**Short task:** Could you give the data below again, exactly and completely?

**Input for this task:**

______

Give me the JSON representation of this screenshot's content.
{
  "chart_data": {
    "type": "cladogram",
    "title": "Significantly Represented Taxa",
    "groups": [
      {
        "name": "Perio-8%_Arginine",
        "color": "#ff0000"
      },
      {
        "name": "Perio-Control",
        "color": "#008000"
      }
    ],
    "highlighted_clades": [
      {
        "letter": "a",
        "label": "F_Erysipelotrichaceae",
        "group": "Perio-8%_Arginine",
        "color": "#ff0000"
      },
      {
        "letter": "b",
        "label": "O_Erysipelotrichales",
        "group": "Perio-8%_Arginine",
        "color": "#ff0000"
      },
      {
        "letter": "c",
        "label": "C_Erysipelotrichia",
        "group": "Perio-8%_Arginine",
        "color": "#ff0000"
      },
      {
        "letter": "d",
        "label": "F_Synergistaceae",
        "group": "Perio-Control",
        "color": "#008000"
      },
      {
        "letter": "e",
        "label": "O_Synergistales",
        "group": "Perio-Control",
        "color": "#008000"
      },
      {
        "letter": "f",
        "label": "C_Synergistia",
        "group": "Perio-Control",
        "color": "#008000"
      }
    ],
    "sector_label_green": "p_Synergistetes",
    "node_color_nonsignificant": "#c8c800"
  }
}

______

**Full response:**
Give me the JSON representation of this screenshot's content.
{
  "chart_data": {
    "type": "cladogram",
    "title": "Significantly Represented Taxa",
    "groups": [
      {
        "name": "Perio-8%_Arginine",
        "color": "#ff0000"
      },
      {
        "name": "Perio-Control",
        "color": "#008000"
      }
    ],
    "highlighted_clades": [
      {
        "letter": "a",
        "label": "F_Erysipelotrichaceae",
        "group": "Perio-8%_Arginine",
        "color": "#ff0000"
      },
      {
        "letter": "b",
        "label": "O_Erysipelotrichales",
        "group": "Perio-8%_Arginine",
        "color": "#ff0000"
      },
      {
        "letter": "c",
        "label": "C_Erysipelotrichia",
        "group": "Perio-8%_Arginine",
        "color": "#ff0000"
      },
      {
        "letter": "d",
        "label": "F_Synergistaceae",
        "group": "Perio-Control",
        "color": "#008000"
      },
      {
        "letter": "e",
        "label": "O_Synergistales",
        "group": "Perio-Control",
        "color": "#008000"
      },
      {
        "letter": "f",
        "label": "C_Synergistia",
        "group": "Perio-Control",
        "color": "#008000"
      }
    ],
    "sector_label_green": "p_Synergistetes",
    "node_color_nonsignificant": "#c8c800"
  }
}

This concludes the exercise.